TASK REQUIREMENTS.
Report how many lines of the items contain the word "external", and give only that number.

-- THE INPUT start --

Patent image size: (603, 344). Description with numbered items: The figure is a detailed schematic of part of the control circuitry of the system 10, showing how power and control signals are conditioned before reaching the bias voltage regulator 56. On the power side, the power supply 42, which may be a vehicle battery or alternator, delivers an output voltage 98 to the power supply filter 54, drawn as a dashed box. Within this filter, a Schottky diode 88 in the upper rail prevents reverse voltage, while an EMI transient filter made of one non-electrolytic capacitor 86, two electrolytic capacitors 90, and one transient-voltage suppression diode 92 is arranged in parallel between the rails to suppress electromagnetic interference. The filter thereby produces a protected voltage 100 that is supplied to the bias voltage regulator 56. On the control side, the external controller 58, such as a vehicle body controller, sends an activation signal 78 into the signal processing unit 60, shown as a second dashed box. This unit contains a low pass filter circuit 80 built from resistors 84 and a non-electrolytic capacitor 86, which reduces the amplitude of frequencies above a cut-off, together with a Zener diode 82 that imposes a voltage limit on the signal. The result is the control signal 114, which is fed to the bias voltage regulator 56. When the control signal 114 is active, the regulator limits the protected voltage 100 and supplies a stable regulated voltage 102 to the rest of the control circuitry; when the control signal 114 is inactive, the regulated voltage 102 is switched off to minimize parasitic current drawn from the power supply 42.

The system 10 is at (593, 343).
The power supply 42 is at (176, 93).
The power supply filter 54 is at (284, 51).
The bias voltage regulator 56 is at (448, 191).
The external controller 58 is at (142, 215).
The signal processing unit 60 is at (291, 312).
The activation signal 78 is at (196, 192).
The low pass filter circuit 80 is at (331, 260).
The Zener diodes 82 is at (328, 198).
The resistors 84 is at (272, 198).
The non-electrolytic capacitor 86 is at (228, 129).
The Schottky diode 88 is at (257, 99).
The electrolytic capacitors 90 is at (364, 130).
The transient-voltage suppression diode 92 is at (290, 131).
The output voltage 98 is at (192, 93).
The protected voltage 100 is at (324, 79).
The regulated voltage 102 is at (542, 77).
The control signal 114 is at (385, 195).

-- THE INPUT end --

EXERCISE RESPONSE.
2